__Task to complete__.
Rewrite the entries as a numbered list, leaving out blank lines, from the first line of the entries up to and including the line with "history-item: Received in".

Stored items from a collection
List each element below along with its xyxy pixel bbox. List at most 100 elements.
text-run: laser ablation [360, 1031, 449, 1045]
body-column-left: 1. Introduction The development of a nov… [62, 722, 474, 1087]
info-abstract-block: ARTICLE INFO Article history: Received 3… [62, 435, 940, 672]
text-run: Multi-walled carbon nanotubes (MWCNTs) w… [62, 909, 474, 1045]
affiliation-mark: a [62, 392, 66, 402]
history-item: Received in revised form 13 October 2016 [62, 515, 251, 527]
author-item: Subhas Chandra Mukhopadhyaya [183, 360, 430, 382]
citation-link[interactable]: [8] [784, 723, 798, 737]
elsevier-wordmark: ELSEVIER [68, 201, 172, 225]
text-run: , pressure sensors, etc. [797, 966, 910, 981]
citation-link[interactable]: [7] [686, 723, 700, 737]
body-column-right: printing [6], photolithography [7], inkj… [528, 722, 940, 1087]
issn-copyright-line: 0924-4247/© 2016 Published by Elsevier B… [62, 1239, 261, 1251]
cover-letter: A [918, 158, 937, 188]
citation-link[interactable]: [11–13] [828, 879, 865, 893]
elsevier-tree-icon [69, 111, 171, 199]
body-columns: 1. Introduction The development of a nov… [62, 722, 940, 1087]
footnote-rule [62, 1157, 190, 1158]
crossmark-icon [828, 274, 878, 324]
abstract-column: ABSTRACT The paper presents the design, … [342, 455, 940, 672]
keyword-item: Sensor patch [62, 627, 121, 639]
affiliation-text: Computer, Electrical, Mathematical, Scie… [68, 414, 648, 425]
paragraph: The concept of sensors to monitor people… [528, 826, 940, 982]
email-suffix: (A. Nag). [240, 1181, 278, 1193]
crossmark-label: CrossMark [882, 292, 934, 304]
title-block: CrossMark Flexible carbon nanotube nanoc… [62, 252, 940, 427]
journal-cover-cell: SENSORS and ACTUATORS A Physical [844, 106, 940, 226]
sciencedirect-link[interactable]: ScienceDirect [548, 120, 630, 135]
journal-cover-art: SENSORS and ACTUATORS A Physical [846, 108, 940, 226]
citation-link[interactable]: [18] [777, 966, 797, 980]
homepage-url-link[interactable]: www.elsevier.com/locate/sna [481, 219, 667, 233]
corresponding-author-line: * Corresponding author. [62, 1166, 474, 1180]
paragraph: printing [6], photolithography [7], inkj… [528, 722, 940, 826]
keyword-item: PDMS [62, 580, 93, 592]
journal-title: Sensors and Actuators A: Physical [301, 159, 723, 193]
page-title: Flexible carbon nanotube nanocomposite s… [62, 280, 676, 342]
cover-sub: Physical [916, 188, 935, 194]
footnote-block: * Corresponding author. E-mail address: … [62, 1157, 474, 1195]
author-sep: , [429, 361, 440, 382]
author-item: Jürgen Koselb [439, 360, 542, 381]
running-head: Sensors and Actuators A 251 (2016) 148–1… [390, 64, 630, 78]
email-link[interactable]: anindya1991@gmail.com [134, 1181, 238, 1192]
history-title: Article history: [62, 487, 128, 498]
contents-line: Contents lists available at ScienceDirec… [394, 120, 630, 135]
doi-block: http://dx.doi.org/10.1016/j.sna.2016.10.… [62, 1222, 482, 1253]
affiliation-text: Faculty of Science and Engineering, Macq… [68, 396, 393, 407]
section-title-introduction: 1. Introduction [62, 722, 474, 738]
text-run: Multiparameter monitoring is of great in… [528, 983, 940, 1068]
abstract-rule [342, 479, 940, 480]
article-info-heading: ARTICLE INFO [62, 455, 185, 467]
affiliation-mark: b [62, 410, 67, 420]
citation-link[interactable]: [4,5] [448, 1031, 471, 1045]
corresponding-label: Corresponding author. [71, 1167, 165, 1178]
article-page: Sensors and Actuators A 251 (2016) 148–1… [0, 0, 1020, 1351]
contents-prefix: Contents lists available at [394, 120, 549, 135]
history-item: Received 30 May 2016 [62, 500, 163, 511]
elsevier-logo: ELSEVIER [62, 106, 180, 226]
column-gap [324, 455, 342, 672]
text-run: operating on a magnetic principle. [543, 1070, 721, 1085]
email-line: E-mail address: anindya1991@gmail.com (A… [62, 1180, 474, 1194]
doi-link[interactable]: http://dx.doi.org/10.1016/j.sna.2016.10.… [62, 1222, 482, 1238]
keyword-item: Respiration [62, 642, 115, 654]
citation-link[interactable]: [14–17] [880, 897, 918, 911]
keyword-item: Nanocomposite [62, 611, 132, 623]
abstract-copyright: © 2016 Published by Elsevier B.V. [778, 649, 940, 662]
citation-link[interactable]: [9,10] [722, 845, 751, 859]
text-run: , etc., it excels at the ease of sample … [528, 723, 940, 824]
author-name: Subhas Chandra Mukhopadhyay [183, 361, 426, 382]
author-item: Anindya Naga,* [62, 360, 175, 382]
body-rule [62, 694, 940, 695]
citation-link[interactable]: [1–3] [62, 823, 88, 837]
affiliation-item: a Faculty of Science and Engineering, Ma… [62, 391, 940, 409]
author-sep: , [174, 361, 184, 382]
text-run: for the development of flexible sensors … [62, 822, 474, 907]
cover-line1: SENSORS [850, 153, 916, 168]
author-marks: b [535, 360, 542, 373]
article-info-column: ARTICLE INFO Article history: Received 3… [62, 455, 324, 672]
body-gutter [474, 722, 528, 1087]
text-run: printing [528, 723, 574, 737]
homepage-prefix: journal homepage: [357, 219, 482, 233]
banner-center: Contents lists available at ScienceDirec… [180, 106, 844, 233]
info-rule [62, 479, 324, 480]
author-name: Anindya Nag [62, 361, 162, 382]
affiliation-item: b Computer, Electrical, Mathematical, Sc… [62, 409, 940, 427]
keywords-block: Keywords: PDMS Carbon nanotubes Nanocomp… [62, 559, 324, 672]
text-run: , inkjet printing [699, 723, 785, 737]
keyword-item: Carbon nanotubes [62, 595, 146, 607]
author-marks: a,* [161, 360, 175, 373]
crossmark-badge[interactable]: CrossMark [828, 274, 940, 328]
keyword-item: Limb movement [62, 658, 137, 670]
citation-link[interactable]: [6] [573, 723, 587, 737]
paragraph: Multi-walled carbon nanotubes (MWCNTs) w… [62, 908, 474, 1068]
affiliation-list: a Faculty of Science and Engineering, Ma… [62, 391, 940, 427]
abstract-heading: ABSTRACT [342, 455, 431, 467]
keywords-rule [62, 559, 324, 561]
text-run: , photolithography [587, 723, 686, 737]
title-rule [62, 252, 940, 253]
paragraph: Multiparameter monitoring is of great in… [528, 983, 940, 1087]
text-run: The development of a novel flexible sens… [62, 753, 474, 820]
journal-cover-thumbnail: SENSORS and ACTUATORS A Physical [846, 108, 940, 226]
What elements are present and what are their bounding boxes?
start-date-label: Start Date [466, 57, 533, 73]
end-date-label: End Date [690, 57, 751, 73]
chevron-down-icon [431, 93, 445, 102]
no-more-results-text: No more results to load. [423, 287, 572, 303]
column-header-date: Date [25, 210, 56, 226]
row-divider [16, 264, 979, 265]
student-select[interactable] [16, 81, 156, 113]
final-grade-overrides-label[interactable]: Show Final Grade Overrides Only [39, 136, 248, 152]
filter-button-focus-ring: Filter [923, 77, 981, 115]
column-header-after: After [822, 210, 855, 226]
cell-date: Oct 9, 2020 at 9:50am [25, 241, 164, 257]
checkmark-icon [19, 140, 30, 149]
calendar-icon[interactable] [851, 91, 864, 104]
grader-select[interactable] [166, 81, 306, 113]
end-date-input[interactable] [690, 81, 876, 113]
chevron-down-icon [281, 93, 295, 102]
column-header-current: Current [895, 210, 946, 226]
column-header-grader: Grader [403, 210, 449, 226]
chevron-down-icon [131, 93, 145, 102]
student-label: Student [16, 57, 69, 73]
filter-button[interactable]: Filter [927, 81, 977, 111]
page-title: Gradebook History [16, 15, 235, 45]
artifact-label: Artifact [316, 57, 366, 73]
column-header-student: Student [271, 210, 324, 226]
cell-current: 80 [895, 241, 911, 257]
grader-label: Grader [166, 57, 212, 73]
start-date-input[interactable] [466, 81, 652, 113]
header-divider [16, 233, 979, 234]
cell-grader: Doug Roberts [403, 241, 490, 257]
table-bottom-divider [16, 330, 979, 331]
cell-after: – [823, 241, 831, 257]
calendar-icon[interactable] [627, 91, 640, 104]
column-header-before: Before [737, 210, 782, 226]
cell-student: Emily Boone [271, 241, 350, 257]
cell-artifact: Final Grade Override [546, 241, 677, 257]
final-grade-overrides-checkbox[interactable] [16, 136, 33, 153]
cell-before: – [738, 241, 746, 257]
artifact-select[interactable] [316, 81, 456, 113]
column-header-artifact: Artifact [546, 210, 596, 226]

__The completed task__.
1. List each element below along with its xyxy pixel bbox. List at most 100 elements.
2. text-run: laser ablation [360, 1031, 449, 1045]
3. body-column-left: 1. Introduction The development of a nov… [62, 722, 474, 1087]
4. info-abstract-block: ARTICLE INFO Article history: Received 3… [62, 435, 940, 672]
5. text-run: Multi-walled carbon nanotubes (MWCNTs) w… [62, 909, 474, 1045]
6. affiliation-mark: a [62, 392, 66, 402]
7. history-item: Received in revised form 13 October 2016 [62, 515, 251, 527]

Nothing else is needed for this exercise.